Leave out every picture, and restate word for word only the lines from the one containing "Convert this screenshot" through the end of the material.

--- start of Records for this task ---

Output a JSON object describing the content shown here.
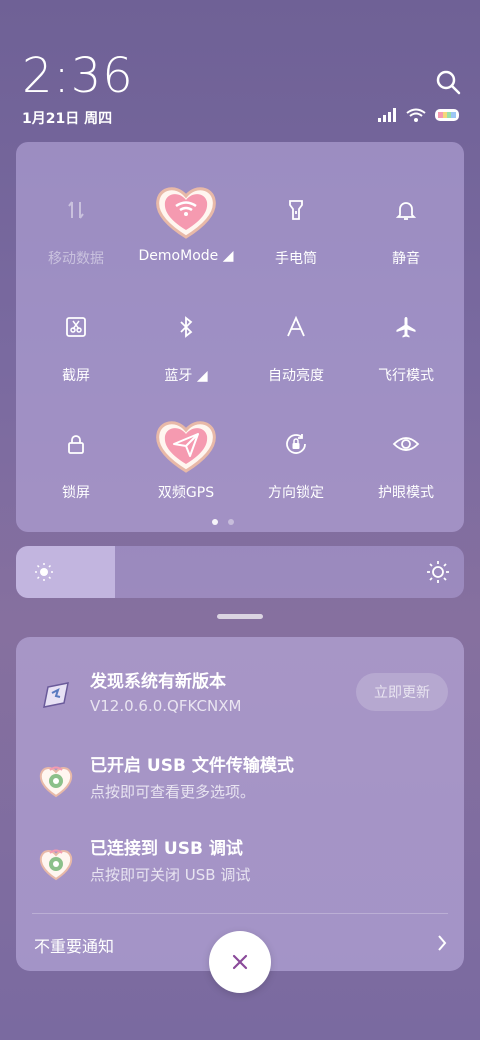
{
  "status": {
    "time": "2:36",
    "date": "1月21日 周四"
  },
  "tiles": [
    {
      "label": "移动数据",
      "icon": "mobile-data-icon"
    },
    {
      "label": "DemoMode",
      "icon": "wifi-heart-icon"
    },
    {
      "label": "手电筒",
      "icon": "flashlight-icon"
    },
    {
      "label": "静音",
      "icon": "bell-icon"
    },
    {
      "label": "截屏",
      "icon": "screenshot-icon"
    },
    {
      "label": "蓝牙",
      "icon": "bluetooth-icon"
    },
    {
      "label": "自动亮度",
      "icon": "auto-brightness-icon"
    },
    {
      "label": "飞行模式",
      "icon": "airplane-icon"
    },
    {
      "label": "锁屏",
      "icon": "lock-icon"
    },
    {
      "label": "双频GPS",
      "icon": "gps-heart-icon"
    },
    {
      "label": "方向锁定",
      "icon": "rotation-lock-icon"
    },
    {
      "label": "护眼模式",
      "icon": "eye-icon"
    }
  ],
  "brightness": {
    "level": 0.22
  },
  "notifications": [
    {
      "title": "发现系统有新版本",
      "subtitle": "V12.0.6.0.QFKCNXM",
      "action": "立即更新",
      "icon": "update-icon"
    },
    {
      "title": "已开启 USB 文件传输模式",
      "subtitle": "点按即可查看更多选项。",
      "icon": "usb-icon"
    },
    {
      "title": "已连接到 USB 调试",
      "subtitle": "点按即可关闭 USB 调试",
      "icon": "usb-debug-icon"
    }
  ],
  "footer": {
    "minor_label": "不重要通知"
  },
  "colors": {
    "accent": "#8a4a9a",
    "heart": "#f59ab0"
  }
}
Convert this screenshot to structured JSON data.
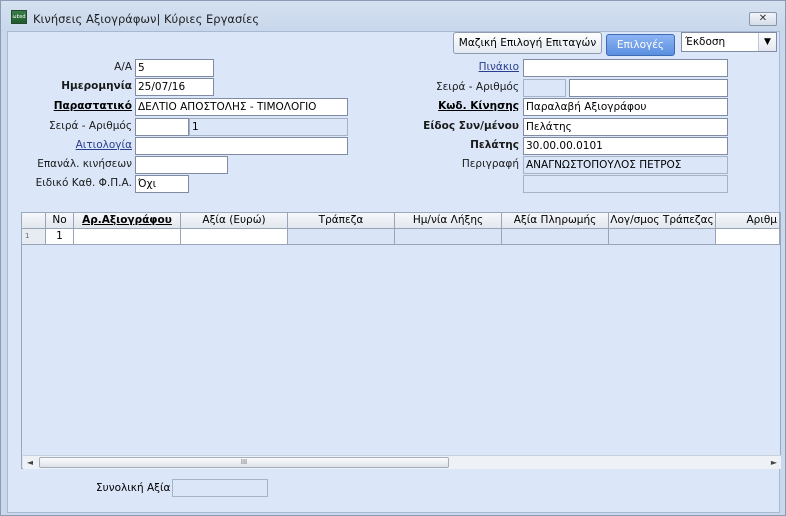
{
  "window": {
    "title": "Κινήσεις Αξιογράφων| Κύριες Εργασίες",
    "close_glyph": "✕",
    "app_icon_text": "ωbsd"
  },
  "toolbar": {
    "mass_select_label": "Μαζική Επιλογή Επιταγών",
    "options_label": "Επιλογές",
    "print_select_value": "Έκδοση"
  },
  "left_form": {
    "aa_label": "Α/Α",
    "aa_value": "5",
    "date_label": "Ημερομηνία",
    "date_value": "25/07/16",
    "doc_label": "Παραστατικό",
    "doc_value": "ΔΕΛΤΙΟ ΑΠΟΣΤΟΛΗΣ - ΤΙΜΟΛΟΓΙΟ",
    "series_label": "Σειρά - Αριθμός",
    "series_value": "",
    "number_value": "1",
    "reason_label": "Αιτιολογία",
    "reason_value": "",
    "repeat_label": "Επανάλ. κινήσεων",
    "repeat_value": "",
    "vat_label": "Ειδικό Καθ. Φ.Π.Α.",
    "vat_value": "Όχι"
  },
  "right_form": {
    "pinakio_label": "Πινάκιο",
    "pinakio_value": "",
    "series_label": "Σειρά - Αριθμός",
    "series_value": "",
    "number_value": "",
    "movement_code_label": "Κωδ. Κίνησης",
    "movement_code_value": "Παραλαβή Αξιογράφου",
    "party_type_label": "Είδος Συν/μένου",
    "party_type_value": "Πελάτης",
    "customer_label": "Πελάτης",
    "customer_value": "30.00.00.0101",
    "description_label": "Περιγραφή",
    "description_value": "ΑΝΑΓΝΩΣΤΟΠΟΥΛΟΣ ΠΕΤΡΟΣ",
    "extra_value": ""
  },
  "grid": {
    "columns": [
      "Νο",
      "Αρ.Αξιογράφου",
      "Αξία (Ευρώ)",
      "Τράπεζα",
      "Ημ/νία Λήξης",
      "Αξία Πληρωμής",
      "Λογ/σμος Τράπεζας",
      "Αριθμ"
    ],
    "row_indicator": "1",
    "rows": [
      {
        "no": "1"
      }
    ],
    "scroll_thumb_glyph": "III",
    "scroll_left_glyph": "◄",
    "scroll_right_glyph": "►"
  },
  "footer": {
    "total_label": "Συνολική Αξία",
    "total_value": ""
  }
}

--- end of Records for this task ---

**Answer**
Convert this screenshot to structured JSON data.
{
  "window": {
    "title": "Κινήσεις Αξιογράφων| Κύριες Εργασίες",
    "close_glyph": "✕",
    "app_icon_text": "ωbsd"
  },
  "toolbar": {
    "mass_select_label": "Μαζική Επιλογή Επιταγών",
    "options_label": "Επιλογές",
    "print_select_value": "Έκδοση"
  },
  "left_form": {
    "aa_label": "Α/Α",
    "aa_value": "5",
    "date_label": "Ημερομηνία",
    "date_value": "25/07/16",
    "doc_label": "Παραστατικό",
    "doc_value": "ΔΕΛΤΙΟ ΑΠΟΣΤΟΛΗΣ - ΤΙΜΟΛΟΓΙΟ",
    "series_label": "Σειρά - Αριθμός",
    "series_value": "",
    "number_value": "1",
    "reason_label": "Αιτιολογία",
    "reason_value": "",
    "repeat_label": "Επανάλ. κινήσεων",
    "repeat_value": "",
    "vat_label": "Ειδικό Καθ. Φ.Π.Α.",
    "vat_value": "Όχι"
  },
  "right_form": {
    "pinakio_label": "Πινάκιο",
    "pinakio_value": "",
    "series_label": "Σειρά - Αριθμός",
    "series_value": "",
    "number_value": "",
    "movement_code_label": "Κωδ. Κίνησης",
    "movement_code_value": "Παραλαβή Αξιογράφου",
    "party_type_label": "Είδος Συν/μένου",
    "party_type_value": "Πελάτης",
    "customer_label": "Πελάτης",
    "customer_value": "30.00.00.0101",
    "description_label": "Περιγραφή",
    "description_value": "ΑΝΑΓΝΩΣΤΟΠΟΥΛΟΣ ΠΕΤΡΟΣ",
    "extra_value": ""
  },
  "grid": {
    "columns": [
      "Νο",
      "Αρ.Αξιογράφου",
      "Αξία (Ευρώ)",
      "Τράπεζα",
      "Ημ/νία Λήξης",
      "Αξία Πληρωμής",
      "Λογ/σμος Τράπεζας",
      "Αριθμ"
    ],
    "row_indicator": "1",
    "rows": [
      {
        "no": "1"
      }
    ],
    "scroll_thumb_glyph": "III",
    "scroll_left_glyph": "◄",
    "scroll_right_glyph": "►"
  },
  "footer": {
    "total_label": "Συνολική Αξία",
    "total_value": ""
  }
}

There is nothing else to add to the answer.